## To be done:
Locate the line that contains "What text is on this page?", then copy it and all later lines of the data below exactly, through the last one.

(Collected data entries)

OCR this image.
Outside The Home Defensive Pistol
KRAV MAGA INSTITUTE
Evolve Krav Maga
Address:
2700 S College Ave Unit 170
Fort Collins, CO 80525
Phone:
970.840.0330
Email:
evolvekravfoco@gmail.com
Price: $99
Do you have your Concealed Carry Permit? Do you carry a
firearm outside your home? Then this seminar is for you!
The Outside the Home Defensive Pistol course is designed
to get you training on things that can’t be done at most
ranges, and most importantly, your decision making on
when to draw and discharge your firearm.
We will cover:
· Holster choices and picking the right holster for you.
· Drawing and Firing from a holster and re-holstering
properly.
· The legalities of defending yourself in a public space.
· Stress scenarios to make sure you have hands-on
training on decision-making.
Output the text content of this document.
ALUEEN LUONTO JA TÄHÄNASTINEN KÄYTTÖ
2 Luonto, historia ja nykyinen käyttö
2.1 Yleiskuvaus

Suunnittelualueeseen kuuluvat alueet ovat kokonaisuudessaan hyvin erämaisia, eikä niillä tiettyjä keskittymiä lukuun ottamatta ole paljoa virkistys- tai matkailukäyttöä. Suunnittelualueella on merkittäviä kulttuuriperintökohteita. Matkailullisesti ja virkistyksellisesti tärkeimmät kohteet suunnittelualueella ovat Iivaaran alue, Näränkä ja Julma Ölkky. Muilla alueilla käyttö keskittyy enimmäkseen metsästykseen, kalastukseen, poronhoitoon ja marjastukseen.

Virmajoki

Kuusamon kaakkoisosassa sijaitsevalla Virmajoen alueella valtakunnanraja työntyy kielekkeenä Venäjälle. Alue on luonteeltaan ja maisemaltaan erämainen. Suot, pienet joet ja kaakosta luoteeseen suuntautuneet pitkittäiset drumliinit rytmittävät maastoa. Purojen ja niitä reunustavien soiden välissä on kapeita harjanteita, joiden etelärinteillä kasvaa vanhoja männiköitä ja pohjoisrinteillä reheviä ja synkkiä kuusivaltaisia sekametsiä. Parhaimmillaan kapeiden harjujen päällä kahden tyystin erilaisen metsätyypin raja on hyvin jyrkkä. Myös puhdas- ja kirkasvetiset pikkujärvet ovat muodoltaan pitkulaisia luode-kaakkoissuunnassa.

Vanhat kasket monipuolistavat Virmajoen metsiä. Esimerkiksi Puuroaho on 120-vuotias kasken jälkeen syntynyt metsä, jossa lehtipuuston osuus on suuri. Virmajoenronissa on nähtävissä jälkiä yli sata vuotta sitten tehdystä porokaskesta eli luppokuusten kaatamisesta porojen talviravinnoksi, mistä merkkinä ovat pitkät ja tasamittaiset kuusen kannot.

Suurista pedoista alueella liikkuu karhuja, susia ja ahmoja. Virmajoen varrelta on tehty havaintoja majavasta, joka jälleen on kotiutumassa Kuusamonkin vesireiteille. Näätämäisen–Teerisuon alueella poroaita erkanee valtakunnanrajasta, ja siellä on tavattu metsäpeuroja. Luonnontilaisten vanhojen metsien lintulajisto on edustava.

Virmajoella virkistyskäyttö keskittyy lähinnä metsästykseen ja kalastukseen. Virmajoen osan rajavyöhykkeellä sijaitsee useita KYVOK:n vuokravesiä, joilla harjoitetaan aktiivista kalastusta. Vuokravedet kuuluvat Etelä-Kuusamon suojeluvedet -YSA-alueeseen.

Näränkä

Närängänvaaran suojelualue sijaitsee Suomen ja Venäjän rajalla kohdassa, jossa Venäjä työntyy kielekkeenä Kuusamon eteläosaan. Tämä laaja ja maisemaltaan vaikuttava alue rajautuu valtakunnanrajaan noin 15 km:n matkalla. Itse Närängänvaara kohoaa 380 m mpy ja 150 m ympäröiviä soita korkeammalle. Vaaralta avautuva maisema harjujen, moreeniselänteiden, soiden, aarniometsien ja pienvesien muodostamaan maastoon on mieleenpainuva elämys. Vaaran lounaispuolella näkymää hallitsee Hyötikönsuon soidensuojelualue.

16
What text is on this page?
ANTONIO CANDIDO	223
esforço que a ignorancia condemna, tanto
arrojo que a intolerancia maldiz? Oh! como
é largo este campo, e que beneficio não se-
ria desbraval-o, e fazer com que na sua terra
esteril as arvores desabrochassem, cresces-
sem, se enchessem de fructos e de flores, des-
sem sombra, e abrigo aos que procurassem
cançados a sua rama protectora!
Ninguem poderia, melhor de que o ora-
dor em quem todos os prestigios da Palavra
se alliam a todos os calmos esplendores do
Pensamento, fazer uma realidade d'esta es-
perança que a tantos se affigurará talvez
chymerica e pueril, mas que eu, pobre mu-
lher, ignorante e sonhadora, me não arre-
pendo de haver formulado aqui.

## Task output:
What text is on this page?
ANTONIO CANDIDO	223
esforço que a ignorancia condemna, tanto
arrojo que a intolerancia maldiz? Oh! como
é largo este campo, e que beneficio não se-
ria desbraval-o, e fazer com que na sua terra
esteril as arvores desabrochassem, cresces-
sem, se enchessem de fructos e de flores, des-
sem sombra, e abrigo aos que procurassem
cançados a sua rama protectora!
Ninguem poderia, melhor de que o ora-
dor em quem todos os prestigios da Palavra
se alliam a todos os calmos esplendores do
Pensamento, fazer uma realidade d'esta es-
perança que a tantos se affigurará talvez
chymerica e pueril, mas que eu, pobre mu-
lher, ignorante e sonhadora, me não arre-
pendo de haver formulado aqui.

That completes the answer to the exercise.